Work instructions:
1. Read the passage on Well RN-15 and cation-exchange capacity and decide whether each statement agrees with it: (a) Well RN-15 was first drilled to a depth of 2507 m; (b) the charge that comes from structural substitutions is called the non-permanent charge; (c) the layer charge is balanced by cations that cannot be exchanged. Answer yes or no for each, quoting the deciding words.
2. Write a continuation of the passage on Well RN-15 and cation-exchange capacity, picking up after its last sentence.
== Supplied passage
Well RN-15 [48] was selected from the Reykjanes geothermal field. Well RN-15 was vertically drilled in 2004 to a depth of 2507 m. The well was deepened (RN-15/IDDP-2) in 2016 and 2017 as part of the Iceland Deep Drilling Project (IDDP) to a total measured depth of 4659 m and reached supercritical fluid conditions [49,50,51]. Resistivity data for RN-15 has been depth corrected [52].

3. Methods

Cation-exchange capacity is a characteristic physicochemical property of zeolites and clay minerals. In clay minerals, CEC is related to substitutions in the tetrahedral and/or octahedral sheet, which creates a charge deficit known as the layer charges and to adsorption at crystal edges [53]. A distinction is made between permanent and non-permanent charges. In detail, the charge that results from structural substitutions is known as permanent charge and the charge from interrupted bonds between the structural cations and the oxygen of the OH groups of the tetrahedral and the octahedral sheet is known as the non-permanent or pH-depended charge [53]. The layer charge is balanced by hydrated cations, like Na, Ca, K and Mg, which are exchangeable [53].
====
== Data rows
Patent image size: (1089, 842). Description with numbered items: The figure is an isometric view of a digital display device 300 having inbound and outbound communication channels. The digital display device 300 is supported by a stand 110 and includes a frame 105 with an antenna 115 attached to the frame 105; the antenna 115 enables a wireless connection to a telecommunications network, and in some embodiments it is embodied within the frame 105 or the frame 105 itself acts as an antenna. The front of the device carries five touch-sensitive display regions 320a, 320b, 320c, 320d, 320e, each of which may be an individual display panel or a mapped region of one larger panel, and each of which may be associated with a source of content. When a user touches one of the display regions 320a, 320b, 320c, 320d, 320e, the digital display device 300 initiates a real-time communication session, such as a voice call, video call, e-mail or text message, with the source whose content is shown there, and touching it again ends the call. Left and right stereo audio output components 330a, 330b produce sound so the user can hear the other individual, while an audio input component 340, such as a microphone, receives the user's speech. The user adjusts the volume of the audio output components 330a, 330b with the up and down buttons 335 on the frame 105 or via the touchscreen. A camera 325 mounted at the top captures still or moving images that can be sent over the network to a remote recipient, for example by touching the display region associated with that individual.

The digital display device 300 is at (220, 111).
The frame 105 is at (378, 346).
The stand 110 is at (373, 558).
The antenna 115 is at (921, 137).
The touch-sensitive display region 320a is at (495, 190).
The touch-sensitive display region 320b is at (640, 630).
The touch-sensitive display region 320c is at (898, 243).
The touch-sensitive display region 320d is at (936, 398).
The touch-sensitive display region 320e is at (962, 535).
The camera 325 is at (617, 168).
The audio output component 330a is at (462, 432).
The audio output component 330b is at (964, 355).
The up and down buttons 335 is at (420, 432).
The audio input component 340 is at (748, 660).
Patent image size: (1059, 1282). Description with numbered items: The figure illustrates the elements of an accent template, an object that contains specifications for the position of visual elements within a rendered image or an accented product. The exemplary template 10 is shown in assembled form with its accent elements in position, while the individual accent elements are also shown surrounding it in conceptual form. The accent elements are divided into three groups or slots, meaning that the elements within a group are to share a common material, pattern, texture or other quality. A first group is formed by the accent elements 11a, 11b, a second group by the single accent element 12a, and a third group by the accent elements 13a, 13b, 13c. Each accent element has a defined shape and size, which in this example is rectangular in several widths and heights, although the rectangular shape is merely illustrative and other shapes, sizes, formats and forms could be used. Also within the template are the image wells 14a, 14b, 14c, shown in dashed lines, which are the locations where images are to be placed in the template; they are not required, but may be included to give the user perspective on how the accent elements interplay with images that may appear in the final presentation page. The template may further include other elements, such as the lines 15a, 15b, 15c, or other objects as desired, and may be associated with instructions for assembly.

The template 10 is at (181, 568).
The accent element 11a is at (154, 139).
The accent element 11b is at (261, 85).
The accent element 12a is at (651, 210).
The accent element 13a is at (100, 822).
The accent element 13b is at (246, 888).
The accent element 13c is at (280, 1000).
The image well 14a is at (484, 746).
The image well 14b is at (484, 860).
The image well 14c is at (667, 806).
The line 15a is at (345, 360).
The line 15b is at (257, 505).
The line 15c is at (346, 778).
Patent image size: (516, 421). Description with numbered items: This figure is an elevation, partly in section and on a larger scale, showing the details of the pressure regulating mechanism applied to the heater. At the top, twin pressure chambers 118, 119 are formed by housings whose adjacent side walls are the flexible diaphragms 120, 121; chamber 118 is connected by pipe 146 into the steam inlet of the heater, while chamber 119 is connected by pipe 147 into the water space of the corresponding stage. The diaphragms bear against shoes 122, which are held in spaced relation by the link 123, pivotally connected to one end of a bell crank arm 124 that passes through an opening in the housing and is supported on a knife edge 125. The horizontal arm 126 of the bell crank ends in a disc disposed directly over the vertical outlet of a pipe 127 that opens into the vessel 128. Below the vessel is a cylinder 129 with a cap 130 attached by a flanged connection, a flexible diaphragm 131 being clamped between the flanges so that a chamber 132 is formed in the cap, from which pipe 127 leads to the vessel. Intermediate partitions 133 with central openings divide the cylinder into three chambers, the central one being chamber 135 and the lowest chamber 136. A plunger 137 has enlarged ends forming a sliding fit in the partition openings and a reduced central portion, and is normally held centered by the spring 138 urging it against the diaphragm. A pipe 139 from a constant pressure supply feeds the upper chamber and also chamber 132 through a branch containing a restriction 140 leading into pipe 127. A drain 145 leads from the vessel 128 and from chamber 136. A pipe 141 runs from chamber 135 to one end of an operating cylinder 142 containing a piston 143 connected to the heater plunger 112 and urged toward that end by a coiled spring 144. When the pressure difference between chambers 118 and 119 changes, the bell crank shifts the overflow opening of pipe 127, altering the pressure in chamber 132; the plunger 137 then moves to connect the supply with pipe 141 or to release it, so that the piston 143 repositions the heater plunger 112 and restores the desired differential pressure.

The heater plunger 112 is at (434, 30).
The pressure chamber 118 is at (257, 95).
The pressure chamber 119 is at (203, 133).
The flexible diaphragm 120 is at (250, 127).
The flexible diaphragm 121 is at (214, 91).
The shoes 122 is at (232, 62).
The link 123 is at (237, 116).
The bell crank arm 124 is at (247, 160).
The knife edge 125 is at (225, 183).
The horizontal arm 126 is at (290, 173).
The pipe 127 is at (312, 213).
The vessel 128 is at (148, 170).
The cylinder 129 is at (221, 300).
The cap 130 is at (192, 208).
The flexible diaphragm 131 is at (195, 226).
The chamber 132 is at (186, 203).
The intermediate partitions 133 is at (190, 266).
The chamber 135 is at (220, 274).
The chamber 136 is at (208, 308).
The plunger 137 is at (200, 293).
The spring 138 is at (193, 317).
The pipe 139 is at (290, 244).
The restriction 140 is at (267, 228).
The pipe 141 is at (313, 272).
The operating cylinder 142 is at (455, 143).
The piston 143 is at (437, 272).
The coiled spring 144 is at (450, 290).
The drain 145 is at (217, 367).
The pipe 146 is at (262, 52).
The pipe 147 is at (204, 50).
====
Answers to the tasks:
1.
(a) Yes: "Well RN-15 was vertically drilled in 2004 to a depth of 2507 m."
(b) No: "the charge that results from structural substitutions is known as permanent charge"
(c) No: "The layer charge is balanced by hydrated cations, like Na, Ca, K and Mg, which are exchangeable"

2.
Clay minerals show a strong preference for organic cations such as methylene blue and organo-metal complexes that are used as index cations to determine the CEC. Due to the large size of the molecules, methods based on the adsorption of organo-metal complexes and methylene blue are not influenced by the presence of zeolites, as the large molecules cannot enter the cages and channels within the zeolite structural framework [53]. However, large molecules can exchange with cations at the crystal surface of zeolites. Although adsorption of methylene blue cations is routinely used for clay minerals, determination of CEC is problematic [54]. Bergaya and Vayer [55] developed the CEC determination of clay minerals by using [Cu(en)2]2+ (en = ethylenediamine). Meier and Kahr [56] proposed the use of [Cu(trien)3]2+ complexes (trien = triethylenetetramine) for determination of CEC. According to Bergaya et al. [57], the use of [Cu(en)2]2+ or [Cu(trien)3]2+ complexes is presently the most versatile method for determination of CEC of clay minerals. However, cobalt(III)hexamine may also be used [58,59].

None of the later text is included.